#### REQUIRED TASK
Find the word "name" in the records below. List each line containing it.

Figure collection entries:
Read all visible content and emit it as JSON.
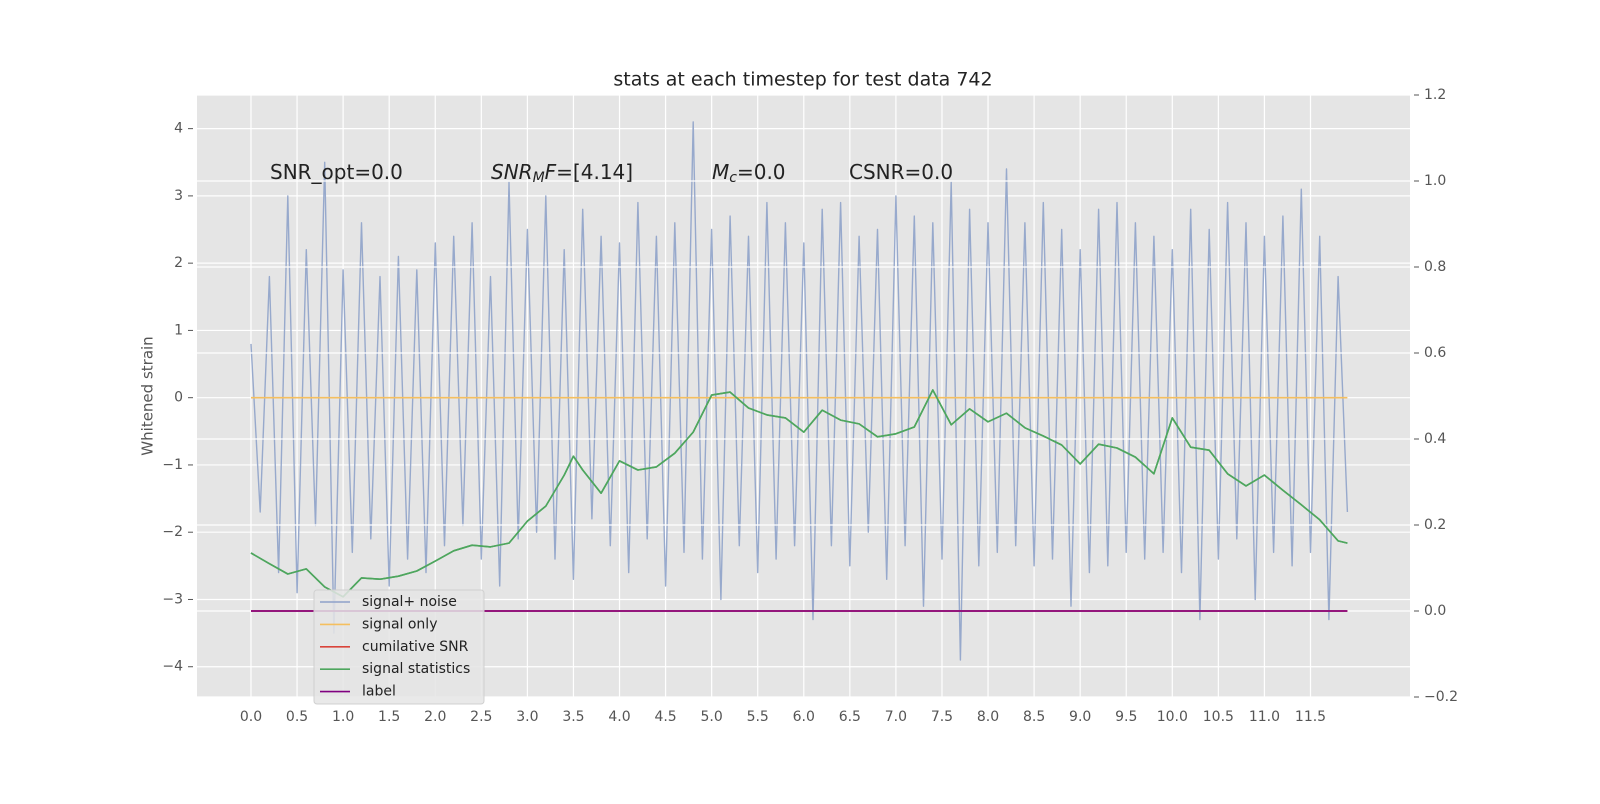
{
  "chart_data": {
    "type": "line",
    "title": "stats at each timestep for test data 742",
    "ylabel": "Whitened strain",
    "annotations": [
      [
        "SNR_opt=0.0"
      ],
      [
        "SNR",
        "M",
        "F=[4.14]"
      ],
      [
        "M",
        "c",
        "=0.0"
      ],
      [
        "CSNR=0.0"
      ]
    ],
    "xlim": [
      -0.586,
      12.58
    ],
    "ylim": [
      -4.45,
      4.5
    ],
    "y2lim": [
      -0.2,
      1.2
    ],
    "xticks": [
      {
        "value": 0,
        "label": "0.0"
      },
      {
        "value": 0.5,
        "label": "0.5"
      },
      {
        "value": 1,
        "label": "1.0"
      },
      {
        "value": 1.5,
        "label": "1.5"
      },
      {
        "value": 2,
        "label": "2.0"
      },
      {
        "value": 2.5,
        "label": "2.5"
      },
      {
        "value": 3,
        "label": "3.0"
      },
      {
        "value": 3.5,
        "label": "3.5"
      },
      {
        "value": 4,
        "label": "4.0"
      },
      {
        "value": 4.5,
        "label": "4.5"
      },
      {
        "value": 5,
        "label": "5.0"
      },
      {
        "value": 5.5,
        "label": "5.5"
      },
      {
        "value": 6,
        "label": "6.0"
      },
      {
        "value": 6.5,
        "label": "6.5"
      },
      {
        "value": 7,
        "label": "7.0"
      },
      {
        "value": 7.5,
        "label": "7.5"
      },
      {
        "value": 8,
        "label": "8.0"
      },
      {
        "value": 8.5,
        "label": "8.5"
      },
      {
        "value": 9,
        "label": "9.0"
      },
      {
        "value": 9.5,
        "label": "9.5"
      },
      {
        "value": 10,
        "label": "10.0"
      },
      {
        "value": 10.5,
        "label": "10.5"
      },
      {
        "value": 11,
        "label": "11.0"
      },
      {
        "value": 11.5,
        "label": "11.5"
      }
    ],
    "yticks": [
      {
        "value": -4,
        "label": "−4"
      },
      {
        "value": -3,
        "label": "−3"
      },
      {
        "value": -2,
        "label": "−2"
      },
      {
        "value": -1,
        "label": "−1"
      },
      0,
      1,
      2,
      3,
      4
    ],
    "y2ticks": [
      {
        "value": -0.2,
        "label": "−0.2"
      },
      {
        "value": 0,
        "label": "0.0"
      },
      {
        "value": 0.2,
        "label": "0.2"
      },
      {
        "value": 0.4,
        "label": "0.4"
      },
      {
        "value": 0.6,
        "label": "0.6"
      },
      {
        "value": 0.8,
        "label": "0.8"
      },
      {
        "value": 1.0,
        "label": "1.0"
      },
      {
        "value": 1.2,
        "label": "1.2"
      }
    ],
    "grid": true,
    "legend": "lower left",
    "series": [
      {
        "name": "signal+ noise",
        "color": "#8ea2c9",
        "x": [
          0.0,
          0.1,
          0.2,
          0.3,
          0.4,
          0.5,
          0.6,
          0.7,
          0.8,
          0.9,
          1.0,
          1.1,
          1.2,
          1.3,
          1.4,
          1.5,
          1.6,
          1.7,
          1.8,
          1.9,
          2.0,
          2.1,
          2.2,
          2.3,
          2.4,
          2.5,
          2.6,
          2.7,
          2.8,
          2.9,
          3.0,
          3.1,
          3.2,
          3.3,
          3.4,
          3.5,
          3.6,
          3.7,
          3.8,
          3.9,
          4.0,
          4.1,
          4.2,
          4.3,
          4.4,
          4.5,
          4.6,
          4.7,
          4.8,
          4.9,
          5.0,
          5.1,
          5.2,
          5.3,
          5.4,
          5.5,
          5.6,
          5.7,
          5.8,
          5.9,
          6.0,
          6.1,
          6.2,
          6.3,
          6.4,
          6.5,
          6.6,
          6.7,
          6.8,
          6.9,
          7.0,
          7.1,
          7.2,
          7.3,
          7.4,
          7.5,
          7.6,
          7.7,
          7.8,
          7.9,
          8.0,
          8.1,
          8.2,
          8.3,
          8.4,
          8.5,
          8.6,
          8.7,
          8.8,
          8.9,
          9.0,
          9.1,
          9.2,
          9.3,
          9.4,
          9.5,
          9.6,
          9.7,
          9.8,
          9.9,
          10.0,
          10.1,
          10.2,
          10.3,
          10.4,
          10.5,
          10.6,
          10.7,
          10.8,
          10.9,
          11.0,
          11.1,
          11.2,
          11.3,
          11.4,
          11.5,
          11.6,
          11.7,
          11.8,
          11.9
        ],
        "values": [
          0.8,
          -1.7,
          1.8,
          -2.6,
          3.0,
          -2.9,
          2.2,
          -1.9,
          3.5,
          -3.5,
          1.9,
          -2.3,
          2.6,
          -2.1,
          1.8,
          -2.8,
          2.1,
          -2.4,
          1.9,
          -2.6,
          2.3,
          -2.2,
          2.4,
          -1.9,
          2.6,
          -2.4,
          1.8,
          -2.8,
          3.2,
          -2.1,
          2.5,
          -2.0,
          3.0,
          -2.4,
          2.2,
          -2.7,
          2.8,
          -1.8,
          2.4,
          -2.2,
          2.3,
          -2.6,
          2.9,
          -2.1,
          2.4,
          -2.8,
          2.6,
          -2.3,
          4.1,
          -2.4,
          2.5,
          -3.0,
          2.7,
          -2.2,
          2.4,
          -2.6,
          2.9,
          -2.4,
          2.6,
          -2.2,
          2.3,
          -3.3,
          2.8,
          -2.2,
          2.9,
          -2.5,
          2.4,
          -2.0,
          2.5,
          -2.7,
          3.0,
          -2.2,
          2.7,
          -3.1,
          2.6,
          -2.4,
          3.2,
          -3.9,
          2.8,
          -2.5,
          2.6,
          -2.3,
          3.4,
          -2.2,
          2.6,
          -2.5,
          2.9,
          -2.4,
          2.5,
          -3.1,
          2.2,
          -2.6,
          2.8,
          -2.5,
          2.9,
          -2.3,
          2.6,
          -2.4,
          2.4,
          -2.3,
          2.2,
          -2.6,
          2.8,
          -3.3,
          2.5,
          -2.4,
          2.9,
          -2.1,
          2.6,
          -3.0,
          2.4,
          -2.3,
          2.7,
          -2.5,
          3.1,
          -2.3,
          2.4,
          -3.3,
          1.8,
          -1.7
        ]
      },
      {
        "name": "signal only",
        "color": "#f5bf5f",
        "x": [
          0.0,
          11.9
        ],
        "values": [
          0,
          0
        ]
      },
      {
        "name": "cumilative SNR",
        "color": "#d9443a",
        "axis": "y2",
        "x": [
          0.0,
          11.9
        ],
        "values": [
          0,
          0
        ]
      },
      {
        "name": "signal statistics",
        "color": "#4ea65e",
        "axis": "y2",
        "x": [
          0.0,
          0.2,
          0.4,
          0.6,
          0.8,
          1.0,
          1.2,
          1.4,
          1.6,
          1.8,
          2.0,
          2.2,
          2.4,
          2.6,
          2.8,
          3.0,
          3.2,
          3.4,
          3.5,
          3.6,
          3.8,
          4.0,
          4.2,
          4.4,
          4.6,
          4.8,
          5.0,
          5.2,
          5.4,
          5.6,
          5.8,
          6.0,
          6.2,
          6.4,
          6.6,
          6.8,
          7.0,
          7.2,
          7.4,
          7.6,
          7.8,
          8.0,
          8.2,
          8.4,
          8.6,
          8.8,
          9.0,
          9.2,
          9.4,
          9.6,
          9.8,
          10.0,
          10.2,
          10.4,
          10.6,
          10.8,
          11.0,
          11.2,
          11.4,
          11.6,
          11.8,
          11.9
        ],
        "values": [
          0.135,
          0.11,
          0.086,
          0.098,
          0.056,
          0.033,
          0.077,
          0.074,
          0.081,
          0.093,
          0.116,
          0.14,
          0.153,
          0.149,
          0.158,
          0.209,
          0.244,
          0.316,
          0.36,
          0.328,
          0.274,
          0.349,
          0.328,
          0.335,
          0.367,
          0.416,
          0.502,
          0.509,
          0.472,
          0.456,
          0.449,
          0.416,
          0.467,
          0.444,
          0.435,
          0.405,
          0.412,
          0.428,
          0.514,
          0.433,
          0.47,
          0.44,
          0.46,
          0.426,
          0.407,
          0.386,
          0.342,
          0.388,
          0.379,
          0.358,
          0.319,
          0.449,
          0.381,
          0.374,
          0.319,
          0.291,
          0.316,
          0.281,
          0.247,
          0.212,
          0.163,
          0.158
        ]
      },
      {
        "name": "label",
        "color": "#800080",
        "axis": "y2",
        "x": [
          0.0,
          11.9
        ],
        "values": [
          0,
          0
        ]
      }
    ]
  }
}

#### THE OUTPUT
        "name": "signal+ noise",
        "name": "signal only",
        "name": "cumilative SNR",
        "name": "signal statistics",
        "name": "label",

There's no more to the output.